▸ **Exercise objective**
Your task is to transcribe all of the data below exactly, omitting the images.

━━ Records

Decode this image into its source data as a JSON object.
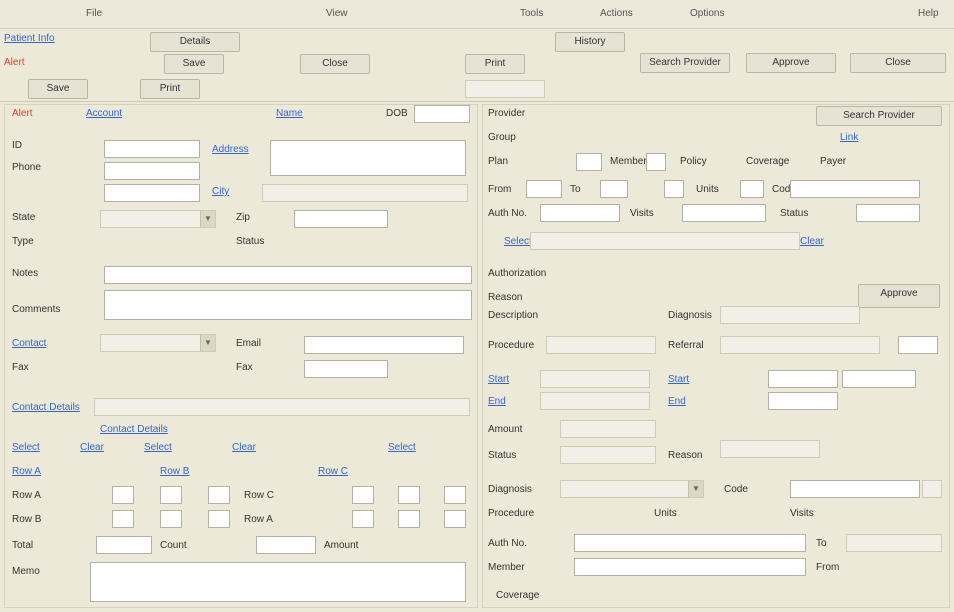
{
  "toolbar": {
    "items": [
      "File",
      "View",
      "Tools",
      "Actions",
      "Options",
      "Help"
    ]
  },
  "header": {
    "left_link": "Patient Info",
    "left_alert": "Alert",
    "tabs": [
      "Details",
      "History"
    ]
  },
  "left": {
    "status_red": "Alert",
    "account_link": "Account",
    "name_link": "Name",
    "dob_label": "DOB",
    "id_label": "ID",
    "phone_label": "Phone",
    "address_link": "Address",
    "city_label": "City",
    "state_label": "State",
    "zip_label": "Zip",
    "type_label": "Type",
    "status_label": "Status",
    "notes_label": "Notes",
    "comments_label": "Comments",
    "section_link": "Contact Details",
    "contact_link": "Contact",
    "email_label": "Email",
    "fax_label": "Fax",
    "row_labels": [
      "Row A",
      "Row B",
      "Row C"
    ],
    "bottom_labels": [
      "Total",
      "Count",
      "Amount"
    ],
    "memo_label": "Memo"
  },
  "right": {
    "header_label": "Provider",
    "right_button": "Search Provider",
    "group_label": "Group",
    "group_link": "Link",
    "plan_label": "Plan",
    "member_label": "Member",
    "policy_label": "Policy",
    "coverage_label": "Coverage",
    "payer_label": "Payer",
    "link1": "Select",
    "link2": "Clear",
    "section2": "Authorization",
    "auth_label": "Auth No.",
    "visits_label": "Visits",
    "from_label": "From",
    "to_label": "To",
    "start_link": "Start",
    "end_link": "End",
    "status_label": "Status",
    "reason_label": "Reason",
    "units_label": "Units",
    "code_label": "Code",
    "desc_label": "Description",
    "dx_label": "Diagnosis",
    "proc_label": "Procedure",
    "ref_label": "Referral",
    "amt_label": "Amount",
    "approve_button": "Approve"
  },
  "buttons": [
    "Save",
    "Close",
    "Print"
  ]
}
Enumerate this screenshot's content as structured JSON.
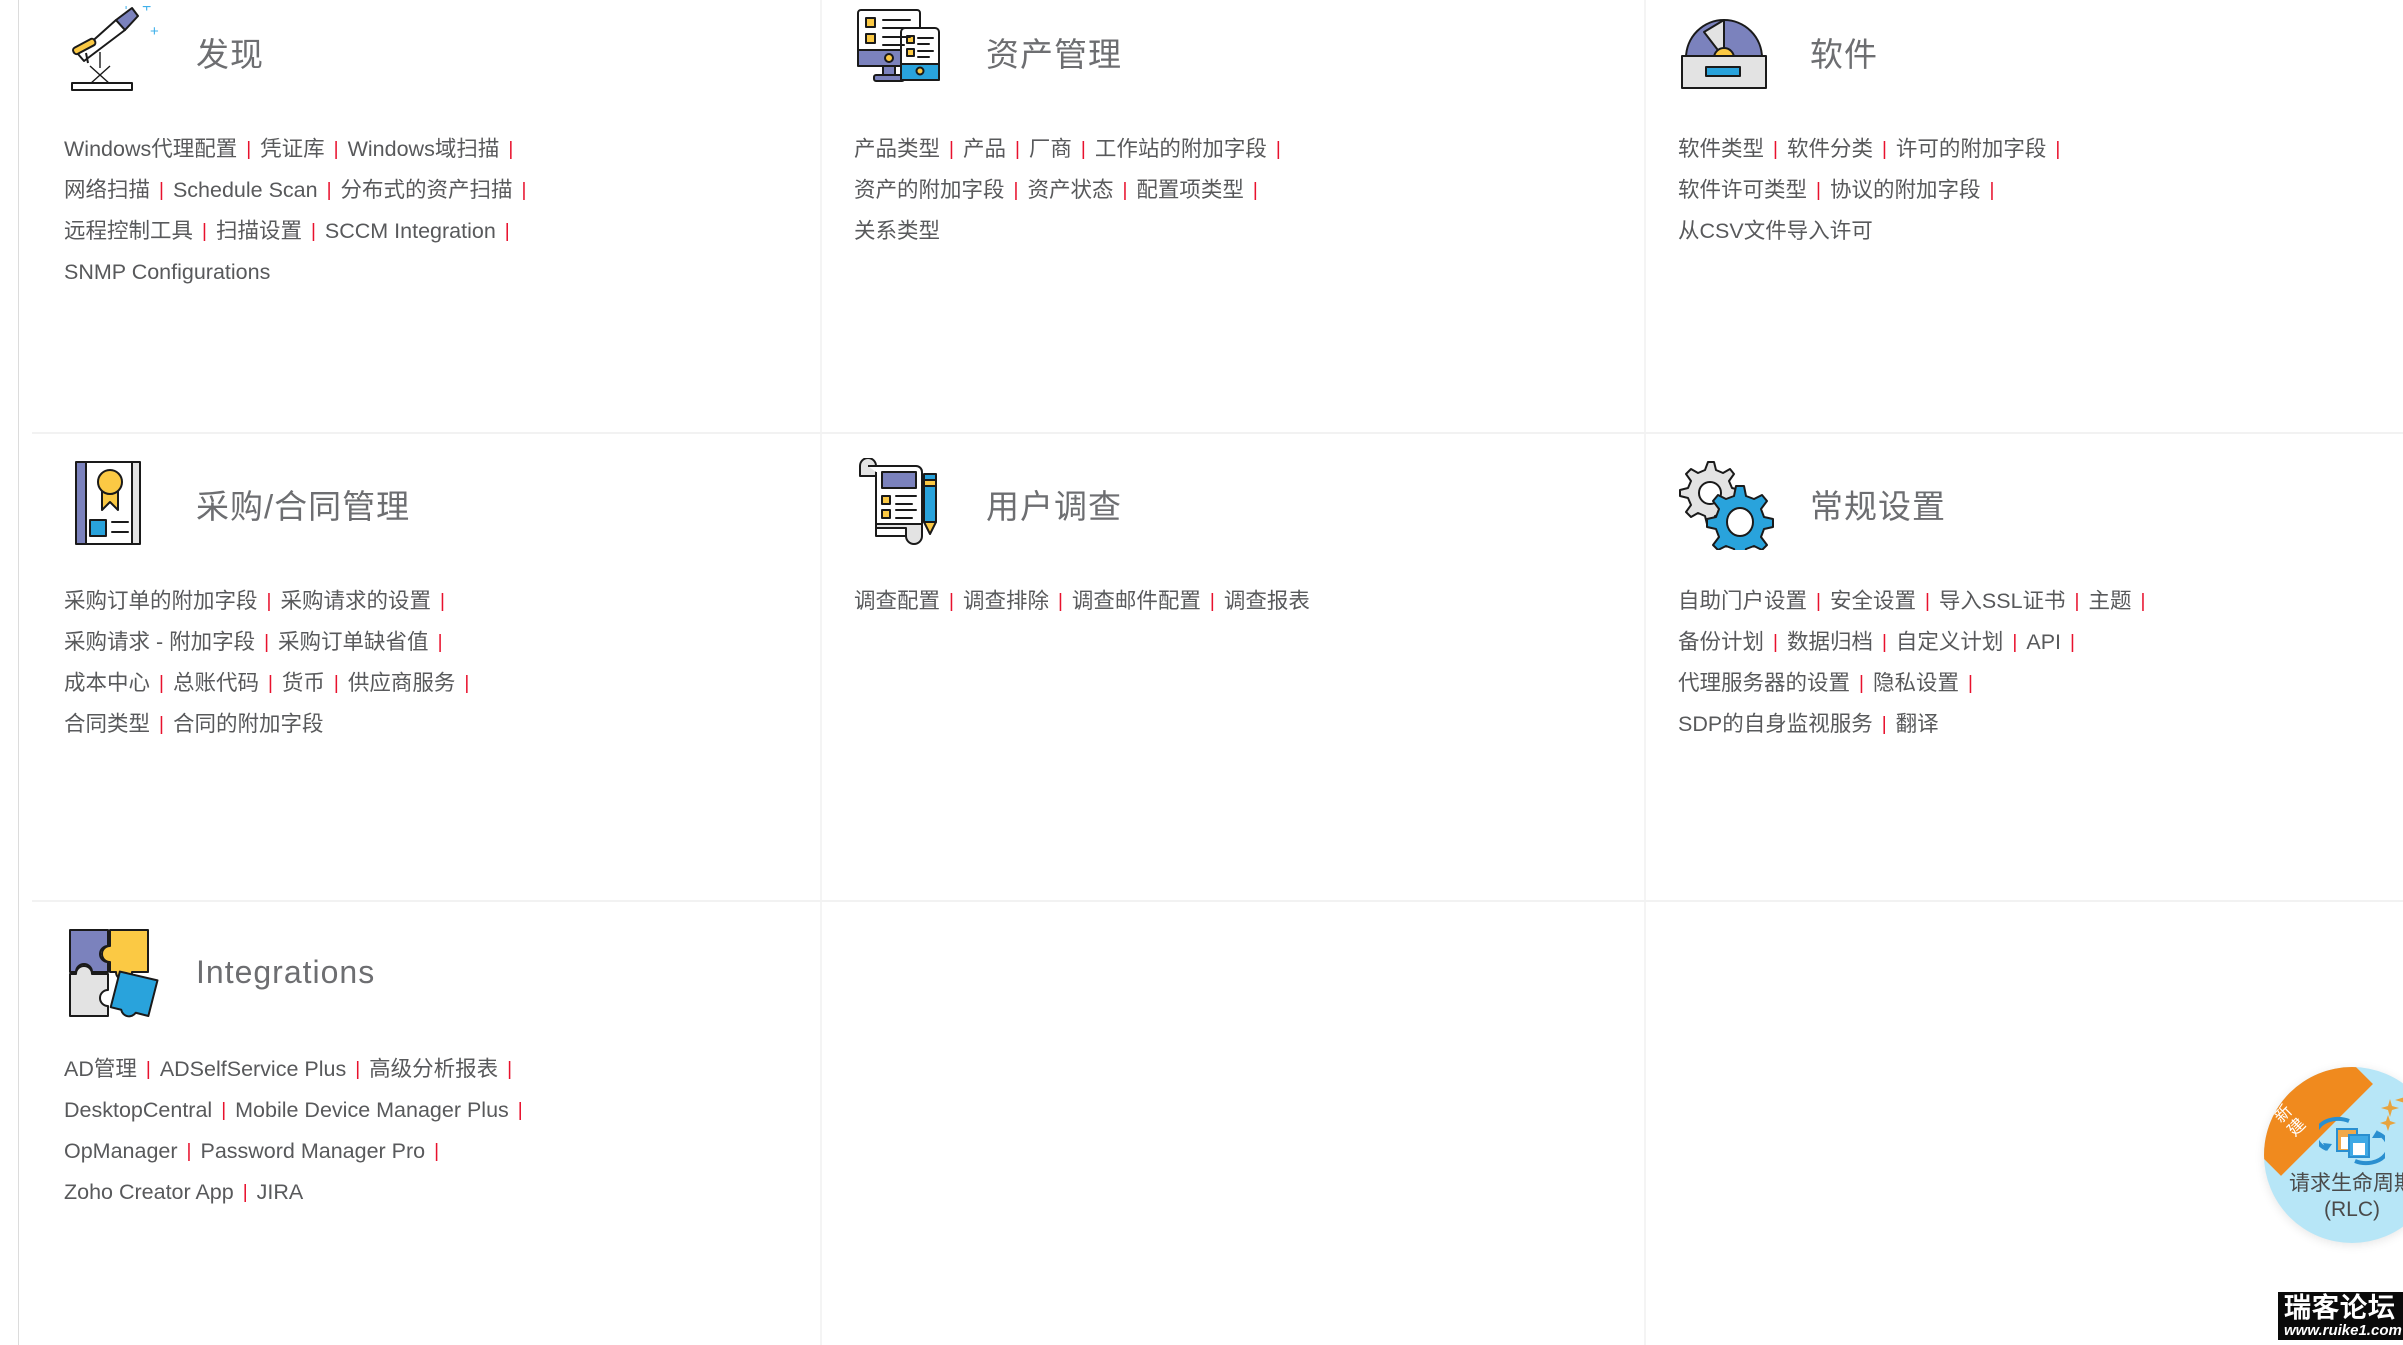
{
  "cards": [
    {
      "id": "discovery",
      "title": "发现",
      "icon": "telescope-icon",
      "links": [
        "Windows代理配置",
        "凭证库",
        "Windows域扫描",
        "网络扫描",
        "Schedule Scan",
        "分布式的资产扫描",
        "远程控制工具",
        "扫描设置",
        "SCCM Integration",
        "SNMP Configurations"
      ],
      "line_breaks": [
        3,
        6,
        9
      ]
    },
    {
      "id": "asset-management",
      "title": "资产管理",
      "icon": "monitor-list-icon",
      "links": [
        "产品类型",
        "产品",
        "厂商",
        "工作站的附加字段",
        "资产的附加字段",
        "资产状态",
        "配置项类型",
        "关系类型"
      ],
      "line_breaks": [
        4,
        7
      ]
    },
    {
      "id": "software",
      "title": "软件",
      "icon": "cd-disc-icon",
      "links": [
        "软件类型",
        "软件分类",
        "许可的附加字段",
        "软件许可类型",
        "协议的附加字段",
        "从CSV文件导入许可"
      ],
      "line_breaks": [
        3,
        5
      ]
    },
    {
      "id": "purchase-contract-management",
      "title": "采购/合同管理",
      "icon": "contract-book-icon",
      "links": [
        "采购订单的附加字段",
        "采购请求的设置",
        "采购请求 - 附加字段",
        "采购订单缺省值",
        "成本中心",
        "总账代码",
        "货币",
        "供应商服务",
        "合同类型",
        "合同的附加字段"
      ],
      "line_breaks": [
        2,
        4,
        8
      ]
    },
    {
      "id": "user-survey",
      "title": "用户调查",
      "icon": "scroll-pen-icon",
      "links": [
        "调查配置",
        "调查排除",
        "调查邮件配置",
        "调查报表"
      ],
      "line_breaks": []
    },
    {
      "id": "general-settings",
      "title": "常规设置",
      "icon": "gears-icon",
      "links": [
        "自助门户设置",
        "安全设置",
        "导入SSL证书",
        "主题",
        "备份计划",
        "数据归档",
        "自定义计划",
        "API",
        "代理服务器的设置",
        "隐私设置",
        "SDP的自身监视服务",
        "翻译"
      ],
      "line_breaks": [
        4,
        8,
        10
      ]
    },
    {
      "id": "integrations",
      "title": "Integrations",
      "icon": "puzzle-icon",
      "links": [
        "AD管理",
        "ADSelfService Plus",
        "高级分析报表",
        "DesktopCentral",
        "Mobile Device Manager Plus",
        "OpManager",
        "Password Manager Pro",
        "Zoho Creator App",
        "JIRA"
      ],
      "line_breaks": [
        3,
        5,
        7
      ]
    }
  ],
  "floating_badge": {
    "ribbon_label": "新建",
    "label": "请求生命周期",
    "sublabel": "(RLC)"
  },
  "watermark": {
    "title": "瑞客论坛",
    "url": "www.ruike1.com"
  },
  "colors": {
    "separator_red": "#e8112d",
    "link_text": "#58595b",
    "title_text": "#6d6e71",
    "icon_purple": "#7b82bd",
    "icon_yellow": "#fbc944",
    "icon_blue": "#29a3dc",
    "icon_gray": "#e3e3e3",
    "badge_bg": "#b7e6f7",
    "badge_ribbon": "#f08a1e"
  }
}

━━━━

▸ **Response to this task**
Decode this image into its source data as a JSON object.
{
  "toolbar": {
    "items": [
      "File",
      "View",
      "Tools",
      "Actions",
      "Options",
      "Help"
    ]
  },
  "header": {
    "left_link": "Patient Info",
    "left_alert": "Alert",
    "tabs": [
      "Details",
      "History"
    ]
  },
  "left": {
    "status_red": "Alert",
    "account_link": "Account",
    "name_link": "Name",
    "dob_label": "DOB",
    "id_label": "ID",
    "phone_label": "Phone",
    "address_link": "Address",
    "city_label": "City",
    "state_label": "State",
    "zip_label": "Zip",
    "type_label": "Type",
    "status_label": "Status",
    "notes_label": "Notes",
    "comments_label": "Comments",
    "section_link": "Contact Details",
    "contact_link": "Contact",
    "email_label": "Email",
    "fax_label": "Fax",
    "row_labels": [
      "Row A",
      "Row B",
      "Row C"
    ],
    "bottom_labels": [
      "Total",
      "Count",
      "Amount"
    ],
    "memo_label": "Memo"
  },
  "right": {
    "header_label": "Provider",
    "right_button": "Search Provider",
    "group_label": "Group",
    "group_link": "Link",
    "plan_label": "Plan",
    "member_label": "Member",
    "policy_label": "Policy",
    "coverage_label": "Coverage",
    "payer_label": "Payer",
    "link1": "Select",
    "link2": "Clear",
    "section2": "Authorization",
    "auth_label": "Auth No.",
    "visits_label": "Visits",
    "from_label": "From",
    "to_label": "To",
    "start_link": "Start",
    "end_link": "End",
    "status_label": "Status",
    "reason_label": "Reason",
    "units_label": "Units",
    "code_label": "Code",
    "desc_label": "Description",
    "dx_label": "Diagnosis",
    "proc_label": "Procedure",
    "ref_label": "Referral",
    "amt_label": "Amount",
    "approve_button": "Approve"
  },
  "buttons": [
    "Save",
    "Close",
    "Print"
  ]
}
Enumerate this screenshot's content as structured JSON.
{
  "cards": [
    {
      "id": "discovery",
      "title": "发现",
      "icon": "telescope-icon",
      "links": [
        "Windows代理配置",
        "凭证库",
        "Windows域扫描",
        "网络扫描",
        "Schedule Scan",
        "分布式的资产扫描",
        "远程控制工具",
        "扫描设置",
        "SCCM Integration",
        "SNMP Configurations"
      ],
      "line_breaks": [
        3,
        6,
        9
      ]
    },
    {
      "id": "asset-management",
      "title": "资产管理",
      "icon": "monitor-list-icon",
      "links": [
        "产品类型",
        "产品",
        "厂商",
        "工作站的附加字段",
        "资产的附加字段",
        "资产状态",
        "配置项类型",
        "关系类型"
      ],
      "line_breaks": [
        4,
        7
      ]
    },
    {
      "id": "software",
      "title": "软件",
      "icon": "cd-disc-icon",
      "links": [
        "软件类型",
        "软件分类",
        "许可的附加字段",
        "软件许可类型",
        "协议的附加字段",
        "从CSV文件导入许可"
      ],
      "line_breaks": [
        3,
        5
      ]
    },
    {
      "id": "purchase-contract-management",
      "title": "采购/合同管理",
      "icon": "contract-book-icon",
      "links": [
        "采购订单的附加字段",
        "采购请求的设置",
        "采购请求 - 附加字段",
        "采购订单缺省值",
        "成本中心",
        "总账代码",
        "货币",
        "供应商服务",
        "合同类型",
        "合同的附加字段"
      ],
      "line_breaks": [
        2,
        4,
        8
      ]
    },
    {
      "id": "user-survey",
      "title": "用户调查",
      "icon": "scroll-pen-icon",
      "links": [
        "调查配置",
        "调查排除",
        "调查邮件配置",
        "调查报表"
      ],
      "line_breaks": []
    },
    {
      "id": "general-settings",
      "title": "常规设置",
      "icon": "gears-icon",
      "links": [
        "自助门户设置",
        "安全设置",
        "导入SSL证书",
        "主题",
        "备份计划",
        "数据归档",
        "自定义计划",
        "API",
        "代理服务器的设置",
        "隐私设置",
        "SDP的自身监视服务",
        "翻译"
      ],
      "line_breaks": [
        4,
        8,
        10
      ]
    },
    {
      "id": "integrations",
      "title": "Integrations",
      "icon": "puzzle-icon",
      "links": [
        "AD管理",
        "ADSelfService Plus",
        "高级分析报表",
        "DesktopCentral",
        "Mobile Device Manager Plus",
        "OpManager",
        "Password Manager Pro",
        "Zoho Creator App",
        "JIRA"
      ],
      "line_breaks": [
        3,
        5,
        7
      ]
    }
  ],
  "floating_badge": {
    "ribbon_label": "新建",
    "label": "请求生命周期",
    "sublabel": "(RLC)"
  },
  "watermark": {
    "title": "瑞客论坛",
    "url": "www.ruike1.com"
  },
  "colors": {
    "separator_red": "#e8112d",
    "link_text": "#58595b",
    "title_text": "#6d6e71",
    "icon_purple": "#7b82bd",
    "icon_yellow": "#fbc944",
    "icon_blue": "#29a3dc",
    "icon_gray": "#e3e3e3",
    "badge_bg": "#b7e6f7",
    "badge_ribbon": "#f08a1e"
  }
}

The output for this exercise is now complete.